**GIVEN INSTRUCTION**
Your task is to output the listing word for word, with pictures excluded.

Stored entries
** Begin **

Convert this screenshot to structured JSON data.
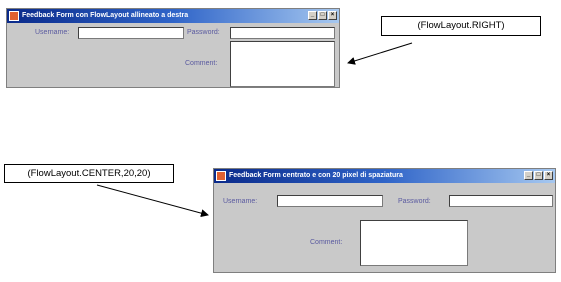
{
  "window_right": {
    "title": "Feedback Form con FlowLayout allineato a destra",
    "username_label": "Username:",
    "password_label": "Password:",
    "comment_label": "Comment:",
    "controls": [
      "_",
      "□",
      "×"
    ]
  },
  "window_center": {
    "title": "Feedback Form centrato e con 20 pixel di spaziatura",
    "username_label": "Username:",
    "password_label": "Password:",
    "comment_label": "Comment:",
    "controls": [
      "_",
      "□",
      "×"
    ]
  },
  "callouts": {
    "right": "(FlowLayout.RIGHT)",
    "center": "(FlowLayout.CENTER,20,20)"
  }
}
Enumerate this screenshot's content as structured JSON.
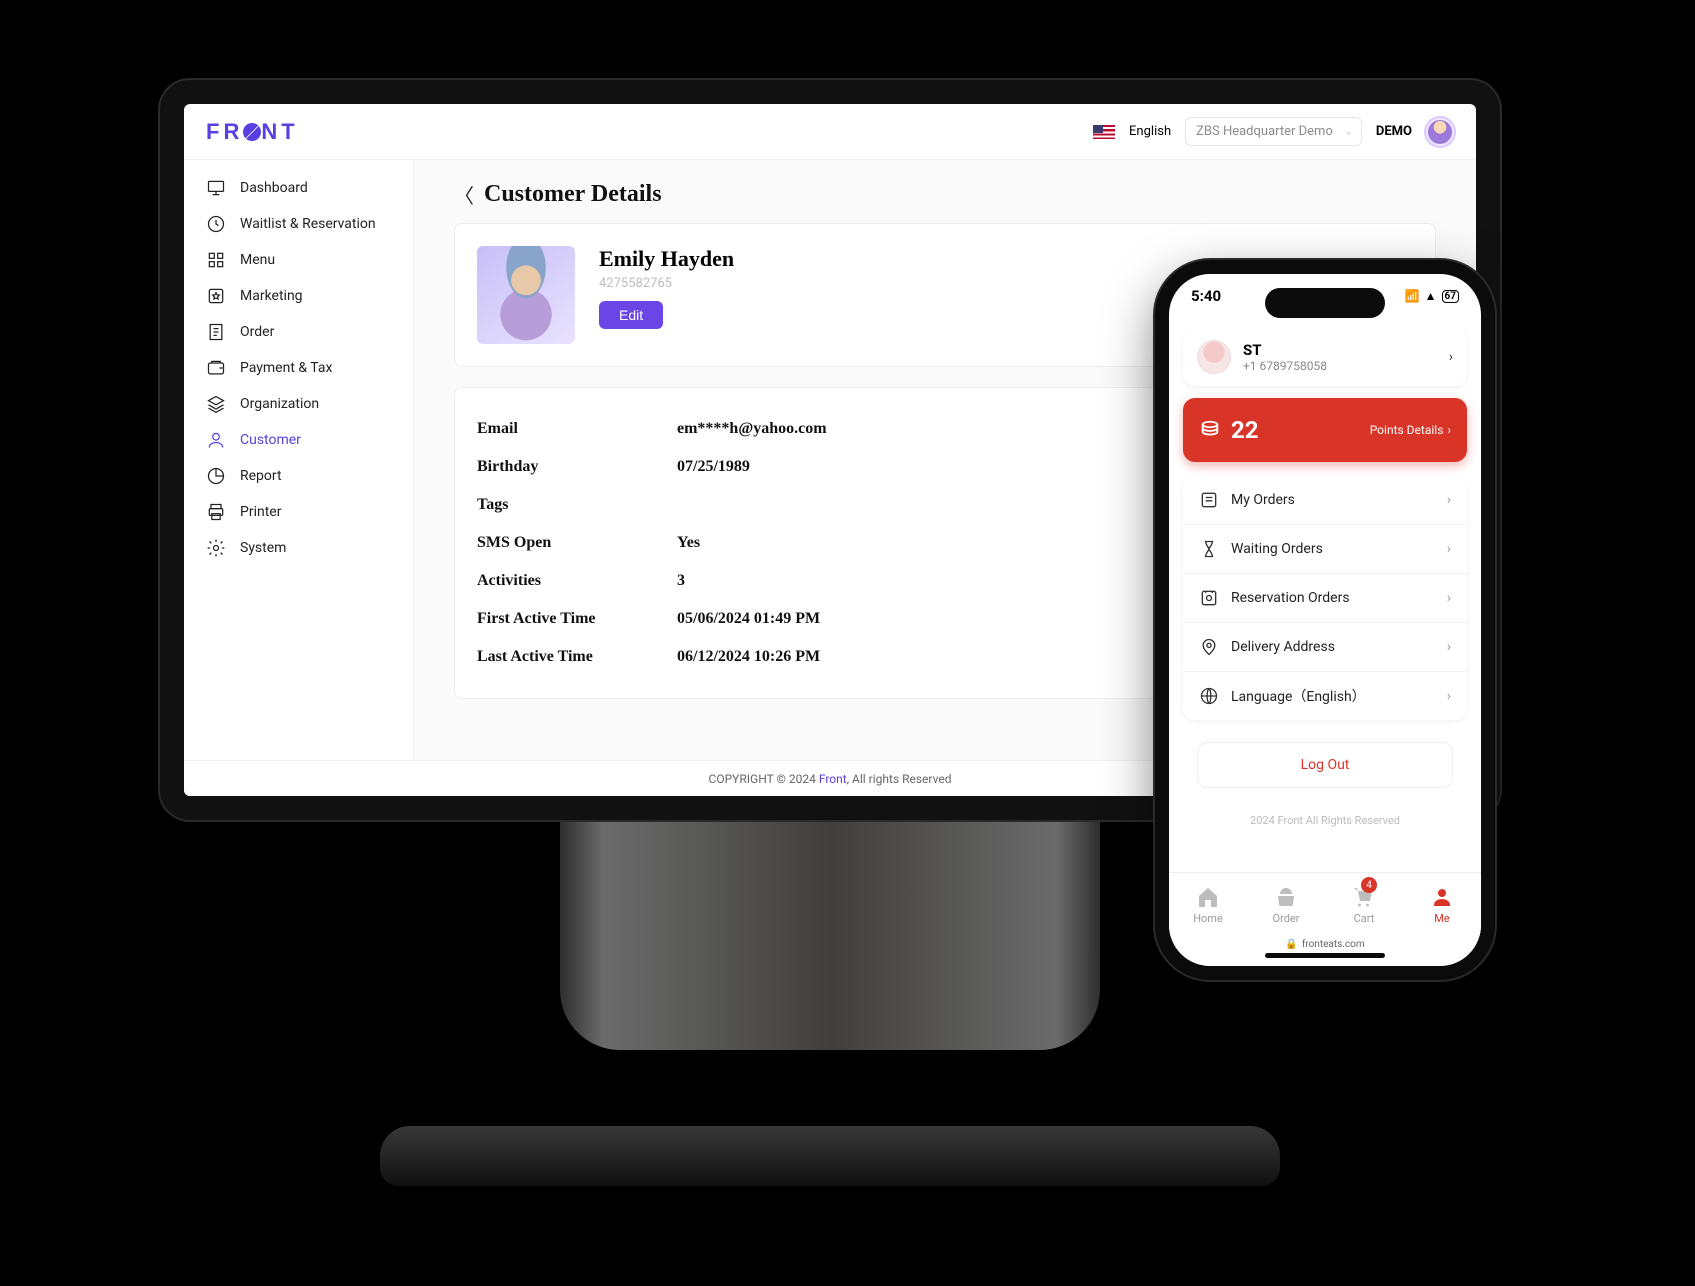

** End **

**WRITTEN RESPONSE**
Convert this screenshot to structured JSON data.
{
  "window_right": {
    "title": "Feedback Form con FlowLayout allineato a destra",
    "username_label": "Username:",
    "password_label": "Password:",
    "comment_label": "Comment:",
    "controls": [
      "_",
      "□",
      "×"
    ]
  },
  "window_center": {
    "title": "Feedback Form centrato e con 20 pixel di spaziatura",
    "username_label": "Username:",
    "password_label": "Password:",
    "comment_label": "Comment:",
    "controls": [
      "_",
      "□",
      "×"
    ]
  },
  "callouts": {
    "right": "(FlowLayout.RIGHT)",
    "center": "(FlowLayout.CENTER,20,20)"
  }
}
Enumerate this screenshot's content as structured JSON.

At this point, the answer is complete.